>>>>
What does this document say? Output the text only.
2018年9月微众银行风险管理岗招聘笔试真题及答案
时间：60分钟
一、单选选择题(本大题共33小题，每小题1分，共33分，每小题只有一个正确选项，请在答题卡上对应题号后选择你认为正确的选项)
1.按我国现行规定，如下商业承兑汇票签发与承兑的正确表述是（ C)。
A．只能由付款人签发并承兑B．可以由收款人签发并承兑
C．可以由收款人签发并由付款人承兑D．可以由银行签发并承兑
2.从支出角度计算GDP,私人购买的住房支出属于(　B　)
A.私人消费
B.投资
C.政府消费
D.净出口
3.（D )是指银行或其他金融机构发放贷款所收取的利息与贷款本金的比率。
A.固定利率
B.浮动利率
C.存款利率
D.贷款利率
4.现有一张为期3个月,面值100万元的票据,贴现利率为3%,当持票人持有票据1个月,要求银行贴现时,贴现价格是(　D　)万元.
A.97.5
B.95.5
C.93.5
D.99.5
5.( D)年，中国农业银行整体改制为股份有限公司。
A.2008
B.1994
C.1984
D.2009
<<<<
WHAT THE TASK ASKS. Set every line of the listing down word for word.

RESULT.
What does this document say? Output the text only.
2018年9月微众银行风险管理岗招聘笔试真题及答案
时间：60分钟
一、单选选择题(本大题共33小题，每小题1分，共33分，每小题只有一个正确选项，请在答题卡上对应题号后选择你认为正确的选项)
1.按我国现行规定，如下商业承兑汇票签发与承兑的正确表述是（ C)。
A．只能由付款人签发并承兑B．可以由收款人签发并承兑
C．可以由收款人签发并由付款人承兑D．可以由银行签发并承兑
2.从支出角度计算GDP,私人购买的住房支出属于(　B　)
A.私人消费
B.投资
C.政府消费
D.净出口
3.（D )是指银行或其他金融机构发放贷款所收取的利息与贷款本金的比率。
A.固定利率
B.浮动利率
C.存款利率
D.贷款利率
4.现有一张为期3个月,面值100万元的票据,贴现利率为3%,当持票人持有票据1个月,要求银行贴现时,贴现价格是(　D　)万元.
A.97.5
B.95.5
C.93.5
D.99.5
5.( D)年，中国农业银行整体改制为股份有限公司。
A.2008
B.1994
C.1984
D.2009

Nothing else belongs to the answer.